# [PROBLEM DETAILS]
Give the number of lines in the records below that include "content". Reply with that number alone.

# [DATA SHOWN]
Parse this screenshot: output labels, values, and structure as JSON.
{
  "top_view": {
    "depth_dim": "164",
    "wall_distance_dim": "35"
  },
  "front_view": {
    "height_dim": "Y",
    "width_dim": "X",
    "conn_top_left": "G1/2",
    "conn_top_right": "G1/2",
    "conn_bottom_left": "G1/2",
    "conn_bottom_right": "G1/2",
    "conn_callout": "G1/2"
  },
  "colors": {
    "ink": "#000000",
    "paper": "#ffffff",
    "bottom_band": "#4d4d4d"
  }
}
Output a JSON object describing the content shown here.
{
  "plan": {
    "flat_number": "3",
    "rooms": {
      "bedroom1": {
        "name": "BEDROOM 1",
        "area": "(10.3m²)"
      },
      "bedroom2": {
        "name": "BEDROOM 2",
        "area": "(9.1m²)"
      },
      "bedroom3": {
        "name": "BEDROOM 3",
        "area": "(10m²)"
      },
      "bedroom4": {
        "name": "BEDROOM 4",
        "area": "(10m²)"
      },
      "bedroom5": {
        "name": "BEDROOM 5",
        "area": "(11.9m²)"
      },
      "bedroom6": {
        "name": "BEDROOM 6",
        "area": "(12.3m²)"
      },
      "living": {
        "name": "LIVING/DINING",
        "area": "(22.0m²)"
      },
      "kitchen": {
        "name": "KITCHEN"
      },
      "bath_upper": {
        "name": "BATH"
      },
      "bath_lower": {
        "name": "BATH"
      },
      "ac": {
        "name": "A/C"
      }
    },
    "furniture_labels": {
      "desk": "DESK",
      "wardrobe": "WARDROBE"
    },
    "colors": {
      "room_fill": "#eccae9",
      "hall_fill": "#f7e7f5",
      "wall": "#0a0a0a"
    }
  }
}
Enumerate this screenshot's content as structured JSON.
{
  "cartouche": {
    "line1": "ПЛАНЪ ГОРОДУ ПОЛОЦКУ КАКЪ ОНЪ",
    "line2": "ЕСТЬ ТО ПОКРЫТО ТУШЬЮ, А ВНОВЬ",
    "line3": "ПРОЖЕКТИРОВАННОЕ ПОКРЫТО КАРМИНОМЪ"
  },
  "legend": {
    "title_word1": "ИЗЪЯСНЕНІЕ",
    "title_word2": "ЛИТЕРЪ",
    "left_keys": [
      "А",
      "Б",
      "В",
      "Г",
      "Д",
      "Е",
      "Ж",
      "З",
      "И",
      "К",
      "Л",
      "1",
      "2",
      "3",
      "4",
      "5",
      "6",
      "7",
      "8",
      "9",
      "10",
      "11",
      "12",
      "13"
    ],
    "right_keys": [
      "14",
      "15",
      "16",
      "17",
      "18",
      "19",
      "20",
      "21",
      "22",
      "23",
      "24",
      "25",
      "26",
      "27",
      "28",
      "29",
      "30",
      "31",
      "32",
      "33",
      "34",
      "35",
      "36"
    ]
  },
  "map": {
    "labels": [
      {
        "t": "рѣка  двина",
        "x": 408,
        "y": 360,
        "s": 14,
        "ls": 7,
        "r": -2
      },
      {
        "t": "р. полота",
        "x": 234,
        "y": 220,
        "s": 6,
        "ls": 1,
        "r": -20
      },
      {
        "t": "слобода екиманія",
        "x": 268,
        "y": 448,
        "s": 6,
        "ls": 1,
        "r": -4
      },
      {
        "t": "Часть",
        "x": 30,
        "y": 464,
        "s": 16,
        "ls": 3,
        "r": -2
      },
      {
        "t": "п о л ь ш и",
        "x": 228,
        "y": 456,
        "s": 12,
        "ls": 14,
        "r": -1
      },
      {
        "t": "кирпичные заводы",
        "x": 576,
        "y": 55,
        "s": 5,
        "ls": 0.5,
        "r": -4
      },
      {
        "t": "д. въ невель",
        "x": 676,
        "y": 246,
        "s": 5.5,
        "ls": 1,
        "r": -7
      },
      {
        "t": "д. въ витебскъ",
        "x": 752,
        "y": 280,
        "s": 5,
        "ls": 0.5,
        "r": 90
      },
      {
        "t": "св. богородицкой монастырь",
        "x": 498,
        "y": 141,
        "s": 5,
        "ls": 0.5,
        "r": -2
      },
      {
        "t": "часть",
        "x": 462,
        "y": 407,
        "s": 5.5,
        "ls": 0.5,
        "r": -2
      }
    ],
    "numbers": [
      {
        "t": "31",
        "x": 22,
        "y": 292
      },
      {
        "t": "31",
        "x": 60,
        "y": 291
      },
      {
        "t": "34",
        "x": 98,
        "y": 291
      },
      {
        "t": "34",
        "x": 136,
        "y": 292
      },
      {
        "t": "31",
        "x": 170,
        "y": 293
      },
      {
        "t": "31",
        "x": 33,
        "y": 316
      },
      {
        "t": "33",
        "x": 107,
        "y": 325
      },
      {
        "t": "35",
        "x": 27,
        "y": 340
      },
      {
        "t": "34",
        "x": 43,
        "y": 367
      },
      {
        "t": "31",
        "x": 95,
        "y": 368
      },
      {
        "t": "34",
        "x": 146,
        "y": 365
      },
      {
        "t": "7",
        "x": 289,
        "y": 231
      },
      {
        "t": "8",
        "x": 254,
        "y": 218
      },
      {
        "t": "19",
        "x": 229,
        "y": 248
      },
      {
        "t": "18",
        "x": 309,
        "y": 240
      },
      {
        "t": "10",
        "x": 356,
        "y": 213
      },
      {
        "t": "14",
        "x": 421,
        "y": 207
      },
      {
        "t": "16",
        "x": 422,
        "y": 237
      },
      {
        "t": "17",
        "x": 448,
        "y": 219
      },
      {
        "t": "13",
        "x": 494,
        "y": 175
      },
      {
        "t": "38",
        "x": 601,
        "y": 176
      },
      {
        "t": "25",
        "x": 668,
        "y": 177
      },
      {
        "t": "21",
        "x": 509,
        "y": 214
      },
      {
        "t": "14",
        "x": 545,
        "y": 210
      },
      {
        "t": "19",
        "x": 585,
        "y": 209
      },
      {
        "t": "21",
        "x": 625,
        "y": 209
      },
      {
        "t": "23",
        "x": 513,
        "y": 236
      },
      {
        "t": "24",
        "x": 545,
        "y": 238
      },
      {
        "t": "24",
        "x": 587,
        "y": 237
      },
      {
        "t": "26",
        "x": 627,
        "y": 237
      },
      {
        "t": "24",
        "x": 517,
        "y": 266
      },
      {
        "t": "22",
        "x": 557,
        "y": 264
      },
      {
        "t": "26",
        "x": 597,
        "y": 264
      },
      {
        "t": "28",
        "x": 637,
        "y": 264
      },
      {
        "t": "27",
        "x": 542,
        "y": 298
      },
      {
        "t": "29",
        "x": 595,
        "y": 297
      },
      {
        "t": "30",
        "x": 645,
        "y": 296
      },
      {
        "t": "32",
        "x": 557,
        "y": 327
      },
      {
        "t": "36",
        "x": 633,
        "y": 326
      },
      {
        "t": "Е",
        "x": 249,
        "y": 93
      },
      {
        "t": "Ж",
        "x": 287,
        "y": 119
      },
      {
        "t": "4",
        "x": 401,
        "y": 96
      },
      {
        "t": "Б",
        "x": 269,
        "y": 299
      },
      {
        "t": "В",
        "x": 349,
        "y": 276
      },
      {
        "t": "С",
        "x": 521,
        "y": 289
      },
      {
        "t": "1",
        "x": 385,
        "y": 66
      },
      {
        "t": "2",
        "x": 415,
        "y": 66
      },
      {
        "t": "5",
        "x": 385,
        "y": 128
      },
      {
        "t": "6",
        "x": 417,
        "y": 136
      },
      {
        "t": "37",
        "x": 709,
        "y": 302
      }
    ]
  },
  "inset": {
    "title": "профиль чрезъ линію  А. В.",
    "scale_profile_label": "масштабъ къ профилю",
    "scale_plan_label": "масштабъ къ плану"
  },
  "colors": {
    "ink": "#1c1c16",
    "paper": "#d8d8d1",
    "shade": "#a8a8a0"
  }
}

# [OUTPUT FOR THIS EXERCISE]
2